● **Your task**:
Track down every line below that holds "values" and copy it.

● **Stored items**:
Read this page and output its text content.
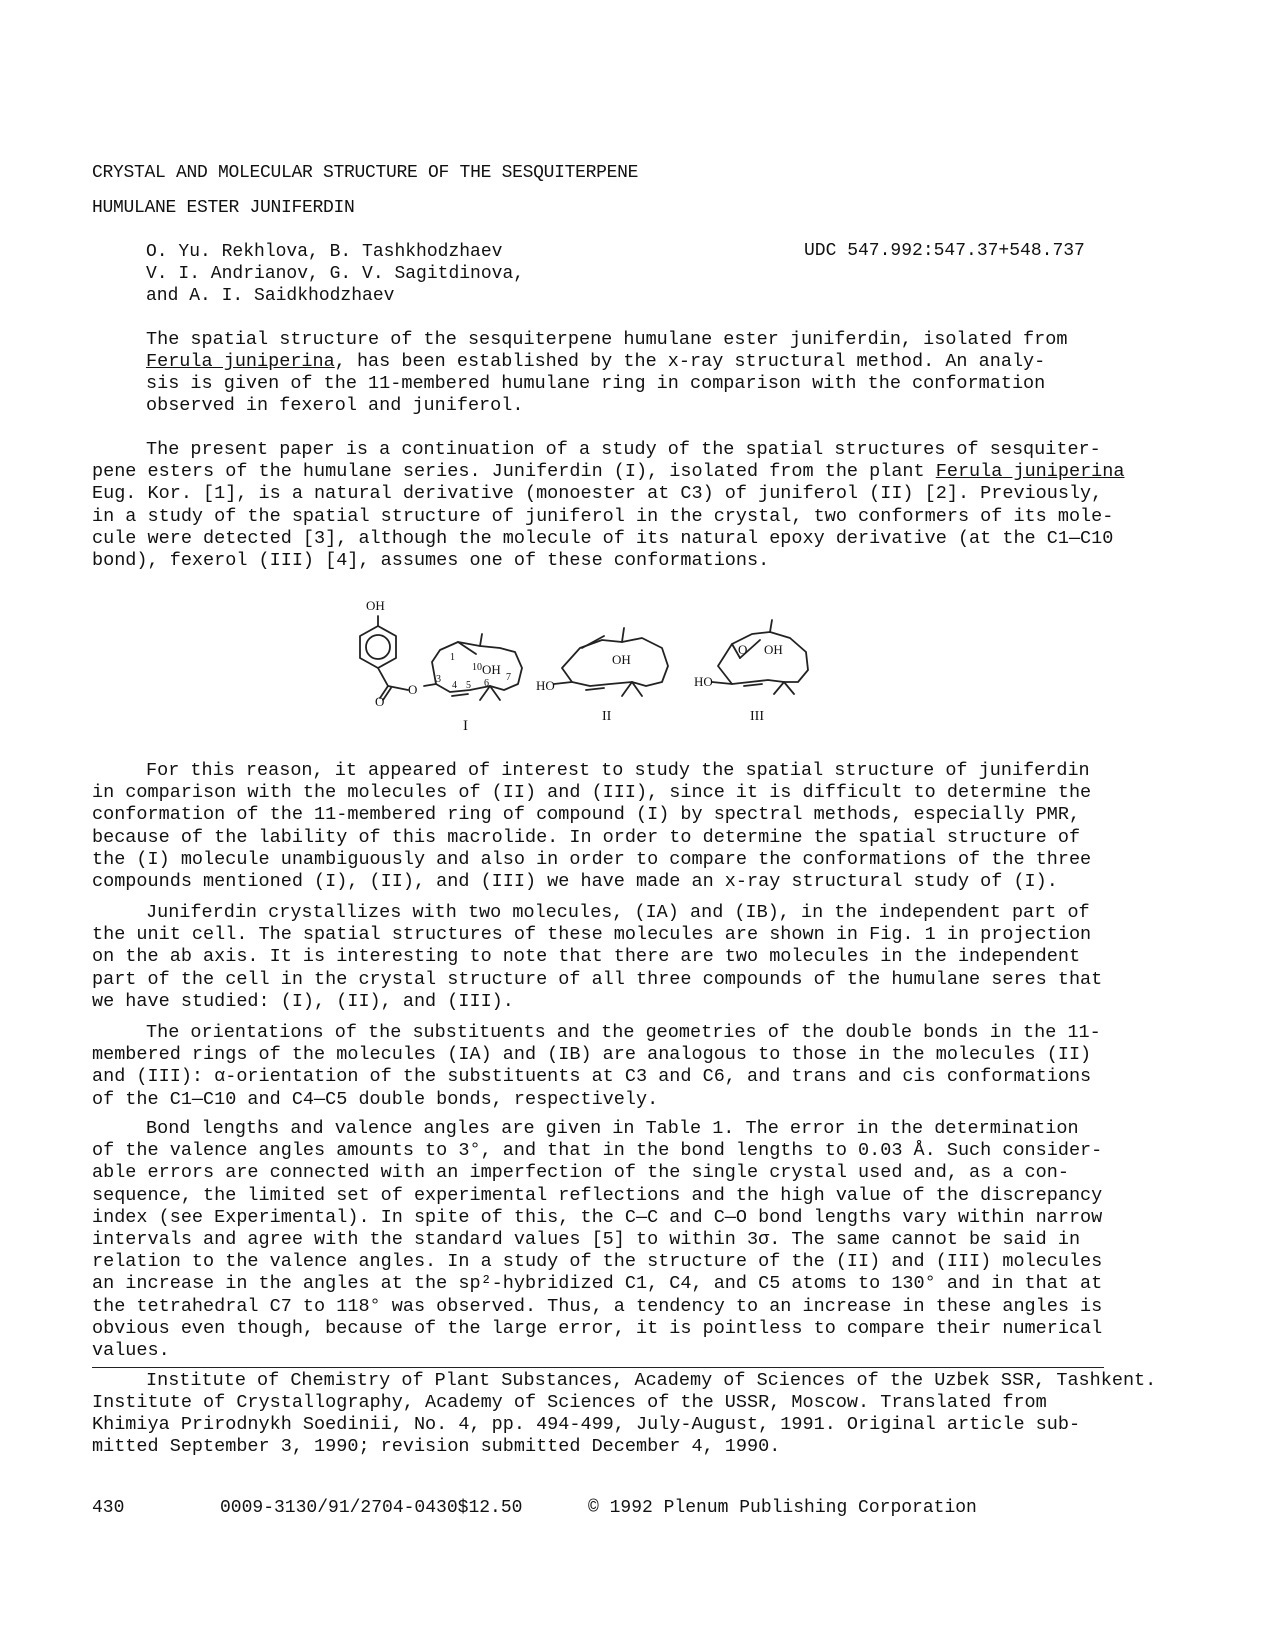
CRYSTAL AND MOLECULAR STRUCTURE OF THE SESQUITERPENE
HUMULANE ESTER JUNIFERDIN
O. Yu. Rekhlova, B. Tashkhodzhaev
V. I. Andrianov, G. V. Sagitdinova,
and A. I. Saidkhodzhaev
UDC 547.992:547.37+548.737
The spatial structure of the sesquiterpene humulane ester juniferdin, isolated from
Ferula juniperina, has been established by the x-ray structural method. An analy-
sis is given of the 11-membered humulane ring in comparison with the conformation
observed in fexerol and juniferol.
The present paper is a continuation of a study of the spatial structures of sesquiter-
pene esters of the humulane series. Juniferdin (I), isolated from the plant Ferula juniperina
Eug. Kor. [1], is a natural derivative (monoester at C3) of juniferol (II) [2]. Previously,
in a study of the spatial structure of juniferol in the crystal, two conformers of its mole-
cule were detected [3], although the molecule of its natural epoxy derivative (at the C1—C10
bond), fexerol (III) [4], assumes one of these conformations.
OH
O
O
1
10 OH
3
4 5 6
7
I
HO
OH
II
HO
O OH
III
For this reason, it appeared of interest to study the spatial structure of juniferdin
in comparison with the molecules of (II) and (III), since it is difficult to determine the
conformation of the 11-membered ring of compound (I) by spectral methods, especially PMR,
because of the lability of this macrolide. In order to determine the spatial structure of
the (I) molecule unambiguously and also in order to compare the conformations of the three
compounds mentioned (I), (II), and (III) we have made an x-ray structural study of (I).
Juniferdin crystallizes with two molecules, (IA) and (IB), in the independent part of
the unit cell. The spatial structures of these molecules are shown in Fig. 1 in projection
on the ab axis. It is interesting to note that there are two molecules in the independent
part of the cell in the crystal structure of all three compounds of the humulane seres that
we have studied: (I), (II), and (III).
The orientations of the substituents and the geometries of the double bonds in the 11-
membered rings of the molecules (IA) and (IB) are analogous to those in the molecules (II)
and (III): α-orientation of the substituents at C3 and C6, and trans and cis conformations
of the C1—C10 and C4—C5 double bonds, respectively.
Bond lengths and valence angles are given in Table 1. The error in the determination
of the valence angles amounts to 3°, and that in the bond lengths to 0.03 Å. Such consider-
able errors are connected with an imperfection of the single crystal used and, as a con-
sequence, the limited set of experimental reflections and the high value of the discrepancy
index (see Experimental). In spite of this, the C—C and C—O bond lengths vary within narrow
intervals and agree with the standard values [5] to within 3σ. The same cannot be said in
relation to the valence angles. In a study of the structure of the (II) and (III) molecules
an increase in the angles at the sp²-hybridized C1, C4, and C5 atoms to 130° and in that at
the tetrahedral C7 to 118° was observed. Thus, a tendency to an increase in these angles is
obvious even though, because of the large error, it is pointless to compare their numerical
values.
Institute of Chemistry of Plant Substances, Academy of Sciences of the Uzbek SSR, Tashkent.
Institute of Crystallography, Academy of Sciences of the USSR, Moscow. Translated from
Khimiya Prirodnykh Soedinii, No. 4, pp. 494-499, July-August, 1991. Original article sub-
mitted September 3, 1990; revision submitted December 4, 1990.
430	0009-3130/91/2704-0430$12.50	© 1992 Plenum Publishing Corporation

● **In response**:
intervals and agree with the standard values [5] to within 3σ. The same cannot be said in
values.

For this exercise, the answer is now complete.